═════ AVAILABLE RECORDS ═════

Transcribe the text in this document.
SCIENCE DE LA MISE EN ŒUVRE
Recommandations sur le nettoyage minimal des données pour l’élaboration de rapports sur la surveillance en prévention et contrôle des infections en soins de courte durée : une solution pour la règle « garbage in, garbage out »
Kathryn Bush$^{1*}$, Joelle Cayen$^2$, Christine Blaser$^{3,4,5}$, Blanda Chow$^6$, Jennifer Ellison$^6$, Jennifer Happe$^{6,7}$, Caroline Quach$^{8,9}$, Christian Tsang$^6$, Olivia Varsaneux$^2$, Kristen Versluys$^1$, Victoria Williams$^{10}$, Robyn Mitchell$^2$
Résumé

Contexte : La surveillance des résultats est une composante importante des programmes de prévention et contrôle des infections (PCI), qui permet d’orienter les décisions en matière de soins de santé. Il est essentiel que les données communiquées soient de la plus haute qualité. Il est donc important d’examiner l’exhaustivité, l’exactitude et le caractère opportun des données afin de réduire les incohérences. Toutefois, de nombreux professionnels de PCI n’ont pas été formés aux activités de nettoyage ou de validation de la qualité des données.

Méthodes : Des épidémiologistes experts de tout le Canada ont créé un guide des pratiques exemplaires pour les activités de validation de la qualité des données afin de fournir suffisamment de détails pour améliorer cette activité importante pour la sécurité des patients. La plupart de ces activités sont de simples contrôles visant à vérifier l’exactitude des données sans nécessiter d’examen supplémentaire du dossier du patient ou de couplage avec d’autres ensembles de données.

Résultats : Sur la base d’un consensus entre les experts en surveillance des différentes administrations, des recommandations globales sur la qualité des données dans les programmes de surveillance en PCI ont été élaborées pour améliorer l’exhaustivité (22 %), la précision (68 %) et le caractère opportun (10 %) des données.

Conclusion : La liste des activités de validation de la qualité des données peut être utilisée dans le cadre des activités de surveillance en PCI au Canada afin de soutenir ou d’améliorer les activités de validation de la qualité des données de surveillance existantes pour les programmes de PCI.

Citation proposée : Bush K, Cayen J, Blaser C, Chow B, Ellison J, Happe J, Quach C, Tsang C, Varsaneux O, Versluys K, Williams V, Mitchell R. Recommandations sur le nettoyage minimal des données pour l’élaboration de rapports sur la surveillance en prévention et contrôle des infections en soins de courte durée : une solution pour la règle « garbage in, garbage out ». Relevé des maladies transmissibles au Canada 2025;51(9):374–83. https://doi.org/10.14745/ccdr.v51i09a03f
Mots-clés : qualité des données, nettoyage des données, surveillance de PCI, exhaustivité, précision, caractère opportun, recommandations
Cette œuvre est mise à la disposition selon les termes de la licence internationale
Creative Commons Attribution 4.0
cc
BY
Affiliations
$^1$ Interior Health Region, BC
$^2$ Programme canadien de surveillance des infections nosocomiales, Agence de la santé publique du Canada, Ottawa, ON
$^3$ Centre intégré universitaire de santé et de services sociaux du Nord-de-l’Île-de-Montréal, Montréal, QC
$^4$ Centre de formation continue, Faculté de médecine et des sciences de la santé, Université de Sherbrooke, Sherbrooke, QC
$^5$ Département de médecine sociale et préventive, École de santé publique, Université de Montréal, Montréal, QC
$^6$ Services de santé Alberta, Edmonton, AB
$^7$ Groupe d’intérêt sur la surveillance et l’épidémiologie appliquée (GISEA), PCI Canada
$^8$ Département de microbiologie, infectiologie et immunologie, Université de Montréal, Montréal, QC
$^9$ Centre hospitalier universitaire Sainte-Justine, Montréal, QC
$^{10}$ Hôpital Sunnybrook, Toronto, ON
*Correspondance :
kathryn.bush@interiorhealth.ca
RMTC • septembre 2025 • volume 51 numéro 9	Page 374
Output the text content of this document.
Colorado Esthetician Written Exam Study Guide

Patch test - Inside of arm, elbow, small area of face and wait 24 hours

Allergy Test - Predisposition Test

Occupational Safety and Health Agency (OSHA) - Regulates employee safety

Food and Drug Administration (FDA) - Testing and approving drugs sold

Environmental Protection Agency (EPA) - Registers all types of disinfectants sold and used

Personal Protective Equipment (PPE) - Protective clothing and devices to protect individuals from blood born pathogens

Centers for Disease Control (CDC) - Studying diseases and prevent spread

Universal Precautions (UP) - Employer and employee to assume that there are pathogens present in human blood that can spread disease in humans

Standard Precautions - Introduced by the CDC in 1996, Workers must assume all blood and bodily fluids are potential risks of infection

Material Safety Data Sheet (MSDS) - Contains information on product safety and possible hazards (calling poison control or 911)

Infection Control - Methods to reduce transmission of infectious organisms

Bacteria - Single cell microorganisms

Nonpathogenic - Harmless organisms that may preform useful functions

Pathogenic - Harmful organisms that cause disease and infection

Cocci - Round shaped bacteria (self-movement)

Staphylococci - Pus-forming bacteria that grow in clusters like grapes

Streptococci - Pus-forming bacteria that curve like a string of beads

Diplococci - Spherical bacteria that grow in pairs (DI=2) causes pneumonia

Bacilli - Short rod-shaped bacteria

═════

◆ WHAT IS NEEDED ◆
For the records above, state how many lines contain "publique", and nothing more.

◆ SOLVED PROBLEM ◆
2